> _What to produce_
Find and return each line containing "just".

> _Material to process_
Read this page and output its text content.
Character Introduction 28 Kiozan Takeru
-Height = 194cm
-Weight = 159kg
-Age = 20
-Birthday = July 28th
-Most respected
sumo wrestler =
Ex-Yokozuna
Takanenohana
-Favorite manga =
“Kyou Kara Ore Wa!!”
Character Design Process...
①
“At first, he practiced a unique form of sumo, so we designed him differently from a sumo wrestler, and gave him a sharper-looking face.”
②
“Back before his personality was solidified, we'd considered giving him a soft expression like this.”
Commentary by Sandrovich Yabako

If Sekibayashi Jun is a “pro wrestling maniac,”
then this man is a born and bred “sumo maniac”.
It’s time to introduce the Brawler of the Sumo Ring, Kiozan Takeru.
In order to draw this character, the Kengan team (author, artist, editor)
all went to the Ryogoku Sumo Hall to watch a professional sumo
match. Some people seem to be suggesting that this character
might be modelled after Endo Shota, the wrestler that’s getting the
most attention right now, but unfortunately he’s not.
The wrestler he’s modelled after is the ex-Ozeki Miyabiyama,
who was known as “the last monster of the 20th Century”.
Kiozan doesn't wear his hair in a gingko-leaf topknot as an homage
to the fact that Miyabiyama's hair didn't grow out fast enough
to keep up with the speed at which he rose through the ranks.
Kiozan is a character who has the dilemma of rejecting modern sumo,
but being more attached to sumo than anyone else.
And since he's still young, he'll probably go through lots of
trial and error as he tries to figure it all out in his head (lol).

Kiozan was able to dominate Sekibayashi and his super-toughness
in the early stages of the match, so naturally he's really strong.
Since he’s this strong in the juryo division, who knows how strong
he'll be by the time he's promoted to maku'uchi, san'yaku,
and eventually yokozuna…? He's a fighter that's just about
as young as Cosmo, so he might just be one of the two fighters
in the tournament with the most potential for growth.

> _Written solution_
and eventually yokozuna…? He's a fighter that's just about
as young as Cosmo, so he might just be one of the two fighters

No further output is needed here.